**Exercise:**
From the first line to the last, reproduce the data exactly.

**Material provided:**
◇ ◇ ◇ ◇

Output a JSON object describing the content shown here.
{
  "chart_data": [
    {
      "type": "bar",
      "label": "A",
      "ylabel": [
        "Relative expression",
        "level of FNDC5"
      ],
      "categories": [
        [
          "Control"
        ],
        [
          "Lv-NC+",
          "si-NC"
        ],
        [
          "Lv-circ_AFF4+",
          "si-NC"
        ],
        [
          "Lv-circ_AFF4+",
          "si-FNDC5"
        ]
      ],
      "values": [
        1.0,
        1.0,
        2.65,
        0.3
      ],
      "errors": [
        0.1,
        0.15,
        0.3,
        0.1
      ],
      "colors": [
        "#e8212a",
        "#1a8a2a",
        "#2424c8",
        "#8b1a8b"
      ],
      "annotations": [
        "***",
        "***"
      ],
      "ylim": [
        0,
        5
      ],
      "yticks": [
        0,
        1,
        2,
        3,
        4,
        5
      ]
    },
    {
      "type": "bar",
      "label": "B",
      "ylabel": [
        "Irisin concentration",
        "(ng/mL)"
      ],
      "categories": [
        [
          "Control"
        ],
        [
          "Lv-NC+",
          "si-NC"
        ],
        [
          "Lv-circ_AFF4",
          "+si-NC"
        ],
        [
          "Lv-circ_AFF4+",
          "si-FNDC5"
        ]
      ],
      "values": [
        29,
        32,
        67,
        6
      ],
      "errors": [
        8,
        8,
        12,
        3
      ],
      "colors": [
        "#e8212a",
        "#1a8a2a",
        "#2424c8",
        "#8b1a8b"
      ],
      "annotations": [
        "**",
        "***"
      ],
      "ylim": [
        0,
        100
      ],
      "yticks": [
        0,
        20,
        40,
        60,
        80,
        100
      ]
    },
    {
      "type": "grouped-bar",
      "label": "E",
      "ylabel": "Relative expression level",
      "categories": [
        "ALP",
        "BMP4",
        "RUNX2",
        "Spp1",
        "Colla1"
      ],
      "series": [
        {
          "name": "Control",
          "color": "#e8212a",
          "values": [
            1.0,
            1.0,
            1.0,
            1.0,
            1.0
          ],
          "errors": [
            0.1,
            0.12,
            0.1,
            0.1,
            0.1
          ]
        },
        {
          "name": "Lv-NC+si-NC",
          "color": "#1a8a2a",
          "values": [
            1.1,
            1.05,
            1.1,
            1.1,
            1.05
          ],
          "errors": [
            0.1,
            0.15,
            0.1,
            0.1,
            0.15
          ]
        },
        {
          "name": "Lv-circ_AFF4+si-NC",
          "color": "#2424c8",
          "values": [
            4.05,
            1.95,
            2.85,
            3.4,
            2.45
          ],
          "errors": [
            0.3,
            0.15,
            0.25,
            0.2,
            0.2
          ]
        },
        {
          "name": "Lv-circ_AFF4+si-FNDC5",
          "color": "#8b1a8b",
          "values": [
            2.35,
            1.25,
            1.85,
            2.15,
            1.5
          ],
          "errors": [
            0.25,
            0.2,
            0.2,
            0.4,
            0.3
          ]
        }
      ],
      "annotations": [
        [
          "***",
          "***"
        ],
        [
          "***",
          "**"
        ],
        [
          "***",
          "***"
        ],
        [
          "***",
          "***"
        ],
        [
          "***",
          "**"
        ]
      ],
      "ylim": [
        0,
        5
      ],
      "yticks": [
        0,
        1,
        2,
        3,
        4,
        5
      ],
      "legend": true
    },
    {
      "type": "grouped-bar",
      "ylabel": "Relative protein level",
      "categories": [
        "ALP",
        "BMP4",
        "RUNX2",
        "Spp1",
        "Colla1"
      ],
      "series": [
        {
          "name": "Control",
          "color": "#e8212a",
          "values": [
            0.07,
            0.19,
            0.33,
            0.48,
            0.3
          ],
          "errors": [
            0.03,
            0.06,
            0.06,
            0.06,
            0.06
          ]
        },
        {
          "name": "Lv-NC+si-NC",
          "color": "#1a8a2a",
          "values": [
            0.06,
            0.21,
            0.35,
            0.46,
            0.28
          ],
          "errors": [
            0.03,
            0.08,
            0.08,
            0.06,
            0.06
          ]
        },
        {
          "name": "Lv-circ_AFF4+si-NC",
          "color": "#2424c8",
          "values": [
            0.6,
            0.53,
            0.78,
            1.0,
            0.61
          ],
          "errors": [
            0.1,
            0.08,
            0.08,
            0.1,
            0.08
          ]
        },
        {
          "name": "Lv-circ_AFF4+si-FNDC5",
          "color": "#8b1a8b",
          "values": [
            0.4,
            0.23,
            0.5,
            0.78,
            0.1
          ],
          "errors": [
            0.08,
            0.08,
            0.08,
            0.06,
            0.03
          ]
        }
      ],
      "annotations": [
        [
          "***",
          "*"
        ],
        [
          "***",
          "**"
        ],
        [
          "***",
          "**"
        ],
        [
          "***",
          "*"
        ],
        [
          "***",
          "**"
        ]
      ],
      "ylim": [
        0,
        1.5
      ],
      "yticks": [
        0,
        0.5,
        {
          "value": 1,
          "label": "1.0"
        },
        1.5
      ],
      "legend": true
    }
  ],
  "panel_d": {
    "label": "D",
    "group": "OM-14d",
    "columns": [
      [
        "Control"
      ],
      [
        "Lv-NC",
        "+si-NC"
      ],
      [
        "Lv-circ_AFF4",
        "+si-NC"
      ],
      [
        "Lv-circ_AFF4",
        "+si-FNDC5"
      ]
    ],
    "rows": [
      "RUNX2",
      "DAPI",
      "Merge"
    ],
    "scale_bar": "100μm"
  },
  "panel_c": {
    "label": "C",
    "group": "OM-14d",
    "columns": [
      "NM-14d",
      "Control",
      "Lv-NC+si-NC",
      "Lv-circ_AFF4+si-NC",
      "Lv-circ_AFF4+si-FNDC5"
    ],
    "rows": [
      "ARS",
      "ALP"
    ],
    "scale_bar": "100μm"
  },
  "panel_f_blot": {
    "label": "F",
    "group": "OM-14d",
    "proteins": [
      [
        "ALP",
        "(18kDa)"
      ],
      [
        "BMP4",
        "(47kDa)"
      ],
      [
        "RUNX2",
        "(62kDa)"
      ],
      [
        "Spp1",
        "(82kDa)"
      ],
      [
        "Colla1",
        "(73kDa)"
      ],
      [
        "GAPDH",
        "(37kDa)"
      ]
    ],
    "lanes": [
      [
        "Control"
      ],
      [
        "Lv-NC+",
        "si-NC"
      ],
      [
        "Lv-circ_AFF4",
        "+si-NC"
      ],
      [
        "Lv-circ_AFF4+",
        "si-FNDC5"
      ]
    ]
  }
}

◇ ◇ ◇ ◇

**Result:**
Output a JSON object describing the content shown here.
{
  "chart_data": [
    {
      "type": "bar",
      "label": "A",
      "ylabel": [
        "Relative expression",
        "level of FNDC5"
      ],
      "categories": [
        [
          "Control"
        ],
        [
          "Lv-NC+",
          "si-NC"
        ],
        [
          "Lv-circ_AFF4+",
          "si-NC"
        ],
        [
          "Lv-circ_AFF4+",
          "si-FNDC5"
        ]
      ],
      "values": [
        1.0,
        1.0,
        2.65,
        0.3
      ],
      "errors": [
        0.1,
        0.15,
        0.3,
        0.1
      ],
      "colors": [
        "#e8212a",
        "#1a8a2a",
        "#2424c8",
        "#8b1a8b"
      ],
      "annotations": [
        "***",
        "***"
      ],
      "ylim": [
        0,
        5
      ],
      "yticks": [
        0,
        1,
        2,
        3,
        4,
        5
      ]
    },
    {
      "type": "bar",
      "label": "B",
      "ylabel": [
        "Irisin concentration",
        "(ng/mL)"
      ],
      "categories": [
        [
          "Control"
        ],
        [
          "Lv-NC+",
          "si-NC"
        ],
        [
          "Lv-circ_AFF4",
          "+si-NC"
        ],
        [
          "Lv-circ_AFF4+",
          "si-FNDC5"
        ]
      ],
      "values": [
        29,
        32,
        67,
        6
      ],
      "errors": [
        8,
        8,
        12,
        3
      ],
      "colors": [
        "#e8212a",
        "#1a8a2a",
        "#2424c8",
        "#8b1a8b"
      ],
      "annotations": [
        "**",
        "***"
      ],
      "ylim": [
        0,
        100
      ],
      "yticks": [
        0,
        20,
        40,
        60,
        80,
        100
      ]
    },
    {
      "type": "grouped-bar",
      "label": "E",
      "ylabel": "Relative expression level",
      "categories": [
        "ALP",
        "BMP4",
        "RUNX2",
        "Spp1",
        "Colla1"
      ],
      "series": [
        {
          "name": "Control",
          "color": "#e8212a",
          "values": [
            1.0,
            1.0,
            1.0,
            1.0,
            1.0
          ],
          "errors": [
            0.1,
            0.12,
            0.1,
            0.1,
            0.1
          ]
        },
        {
          "name": "Lv-NC+si-NC",
          "color": "#1a8a2a",
          "values": [
            1.1,
            1.05,
            1.1,
            1.1,
            1.05
          ],
          "errors": [
            0.1,
            0.15,
            0.1,
            0.1,
            0.15
          ]
        },
        {
          "name": "Lv-circ_AFF4+si-NC",
          "color": "#2424c8",
          "values": [
            4.05,
            1.95,
            2.85,
            3.4,
            2.45
          ],
          "errors": [
            0.3,
            0.15,
            0.25,
            0.2,
            0.2
          ]
        },
        {
          "name": "Lv-circ_AFF4+si-FNDC5",
          "color": "#8b1a8b",
          "values": [
            2.35,
            1.25,
            1.85,
            2.15,
            1.5
          ],
          "errors": [
            0.25,
            0.2,
            0.2,
            0.4,
            0.3
          ]
        }
      ],
      "annotations": [
        [
          "***",
          "***"
        ],
        [
          "***",
          "**"
        ],
        [
          "***",
          "***"
        ],
        [
          "***",
          "***"
        ],
        [
          "***",
          "**"
        ]
      ],
      "ylim": [
        0,
        5
      ],
      "yticks": [
        0,
        1,
        2,
        3,
        4,
        5
      ],
      "legend": true
    },
    {
      "type": "grouped-bar",
      "ylabel": "Relative protein level",
      "categories": [
        "ALP",
        "BMP4",
        "RUNX2",
        "Spp1",
        "Colla1"
      ],
      "series": [
        {
          "name": "Control",
          "color": "#e8212a",
          "values": [
            0.07,
            0.19,
            0.33,
            0.48,
            0.3
          ],
          "errors": [
            0.03,
            0.06,
            0.06,
            0.06,
            0.06
          ]
        },
        {
          "name": "Lv-NC+si-NC",
          "color": "#1a8a2a",
          "values": [
            0.06,
            0.21,
            0.35,
            0.46,
            0.28
          ],
          "errors": [
            0.03,
            0.08,
            0.08,
            0.06,
            0.06
          ]
        },
        {
          "name": "Lv-circ_AFF4+si-NC",
          "color": "#2424c8",
          "values": [
            0.6,
            0.53,
            0.78,
            1.0,
            0.61
          ],
          "errors": [
            0.1,
            0.08,
            0.08,
            0.1,
            0.08
          ]
        },
        {
          "name": "Lv-circ_AFF4+si-FNDC5",
          "color": "#8b1a8b",
          "values": [
            0.4,
            0.23,
            0.5,
            0.78,
            0.1
          ],
          "errors": [
            0.08,
            0.08,
            0.08,
            0.06,
            0.03
          ]
        }
      ],
      "annotations": [
        [
          "***",
          "*"
        ],
        [
          "***",
          "**"
        ],
        [
          "***",
          "**"
        ],
        [
          "***",
          "*"
        ],
        [
          "***",
          "**"
        ]
      ],
      "ylim": [
        0,
        1.5
      ],
      "yticks": [
        0,
        0.5,
        {
          "value": 1,
          "label": "1.0"
        },
        1.5
      ],
      "legend": true
    }
  ],
  "panel_d": {
    "label": "D",
    "group": "OM-14d",
    "columns": [
      [
        "Control"
      ],
      [
        "Lv-NC",
        "+si-NC"
      ],
      [
        "Lv-circ_AFF4",
        "+si-NC"
      ],
      [
        "Lv-circ_AFF4",
        "+si-FNDC5"
      ]
    ],
    "rows": [
      "RUNX2",
      "DAPI",
      "Merge"
    ],
    "scale_bar": "100μm"
  },
  "panel_c": {
    "label": "C",
    "group": "OM-14d",
    "columns": [
      "NM-14d",
      "Control",
      "Lv-NC+si-NC",
      "Lv-circ_AFF4+si-NC",
      "Lv-circ_AFF4+si-FNDC5"
    ],
    "rows": [
      "ARS",
      "ALP"
    ],
    "scale_bar": "100μm"
  },
  "panel_f_blot": {
    "label": "F",
    "group": "OM-14d",
    "proteins": [
      [
        "ALP",
        "(18kDa)"
      ],
      [
        "BMP4",
        "(47kDa)"
      ],
      [
        "RUNX2",
        "(62kDa)"
      ],
      [
        "Spp1",
        "(82kDa)"
      ],
      [
        "Colla1",
        "(73kDa)"
      ],
      [
        "GAPDH",
        "(37kDa)"
      ]
    ],
    "lanes": [
      [
        "Control"
      ],
      [
        "Lv-NC+",
        "si-NC"
      ],
      [
        "Lv-circ_AFF4",
        "+si-NC"
      ],
      [
        "Lv-circ_AFF4+",
        "si-FNDC5"
      ]
    ]
  }
}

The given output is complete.